● SET TASK
Provide the data again in its entirety, exactly as given.

##########

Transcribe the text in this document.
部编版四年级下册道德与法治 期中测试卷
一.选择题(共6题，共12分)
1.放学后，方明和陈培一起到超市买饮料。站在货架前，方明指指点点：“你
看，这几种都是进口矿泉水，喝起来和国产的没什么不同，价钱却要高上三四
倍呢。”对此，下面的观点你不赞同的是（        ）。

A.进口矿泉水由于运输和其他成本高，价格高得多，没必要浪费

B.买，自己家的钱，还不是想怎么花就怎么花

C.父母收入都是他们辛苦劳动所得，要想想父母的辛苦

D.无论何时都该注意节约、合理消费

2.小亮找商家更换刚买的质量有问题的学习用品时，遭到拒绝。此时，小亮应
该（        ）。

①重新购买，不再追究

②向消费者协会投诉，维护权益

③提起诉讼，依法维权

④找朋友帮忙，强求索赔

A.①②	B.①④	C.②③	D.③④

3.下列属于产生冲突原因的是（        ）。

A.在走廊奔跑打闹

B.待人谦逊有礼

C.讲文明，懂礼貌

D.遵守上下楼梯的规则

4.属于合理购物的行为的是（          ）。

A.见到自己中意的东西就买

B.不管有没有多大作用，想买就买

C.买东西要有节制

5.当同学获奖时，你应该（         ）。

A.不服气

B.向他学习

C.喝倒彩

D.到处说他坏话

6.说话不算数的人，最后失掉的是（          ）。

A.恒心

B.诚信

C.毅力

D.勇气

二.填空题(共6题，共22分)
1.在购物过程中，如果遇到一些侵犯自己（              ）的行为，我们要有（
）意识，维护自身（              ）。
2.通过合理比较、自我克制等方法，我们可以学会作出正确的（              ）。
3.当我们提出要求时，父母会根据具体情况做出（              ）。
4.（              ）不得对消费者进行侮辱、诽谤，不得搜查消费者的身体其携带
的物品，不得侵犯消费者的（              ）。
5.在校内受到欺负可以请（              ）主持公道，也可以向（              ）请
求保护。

##########

● WRITTEN ANSWER
Transcribe the text in this document.
部编版四年级下册道德与法治 期中测试卷
一.选择题(共6题，共12分)
1.放学后，方明和陈培一起到超市买饮料。站在货架前，方明指指点点：“你
看，这几种都是进口矿泉水，喝起来和国产的没什么不同，价钱却要高上三四
倍呢。”对此，下面的观点你不赞同的是（        ）。

A.进口矿泉水由于运输和其他成本高，价格高得多，没必要浪费

B.买，自己家的钱，还不是想怎么花就怎么花

C.父母收入都是他们辛苦劳动所得，要想想父母的辛苦

D.无论何时都该注意节约、合理消费

2.小亮找商家更换刚买的质量有问题的学习用品时，遭到拒绝。此时，小亮应
该（        ）。

①重新购买，不再追究

②向消费者协会投诉，维护权益

③提起诉讼，依法维权

④找朋友帮忙，强求索赔

A.①②	B.①④	C.②③	D.③④

3.下列属于产生冲突原因的是（        ）。

A.在走廊奔跑打闹

B.待人谦逊有礼

C.讲文明，懂礼貌

D.遵守上下楼梯的规则

4.属于合理购物的行为的是（          ）。

A.见到自己中意的东西就买

B.不管有没有多大作用，想买就买

C.买东西要有节制

5.当同学获奖时，你应该（         ）。

A.不服气

B.向他学习

C.喝倒彩

D.到处说他坏话

6.说话不算数的人，最后失掉的是（          ）。

A.恒心

B.诚信

C.毅力

D.勇气

二.填空题(共6题，共22分)
1.在购物过程中，如果遇到一些侵犯自己（              ）的行为，我们要有（
）意识，维护自身（              ）。
2.通过合理比较、自我克制等方法，我们可以学会作出正确的（              ）。
3.当我们提出要求时，父母会根据具体情况做出（              ）。
4.（              ）不得对消费者进行侮辱、诽谤，不得搜查消费者的身体其携带
的物品，不得侵犯消费者的（              ）。
5.在校内受到欺负可以请（              ）主持公道，也可以向（              ）请
求保护。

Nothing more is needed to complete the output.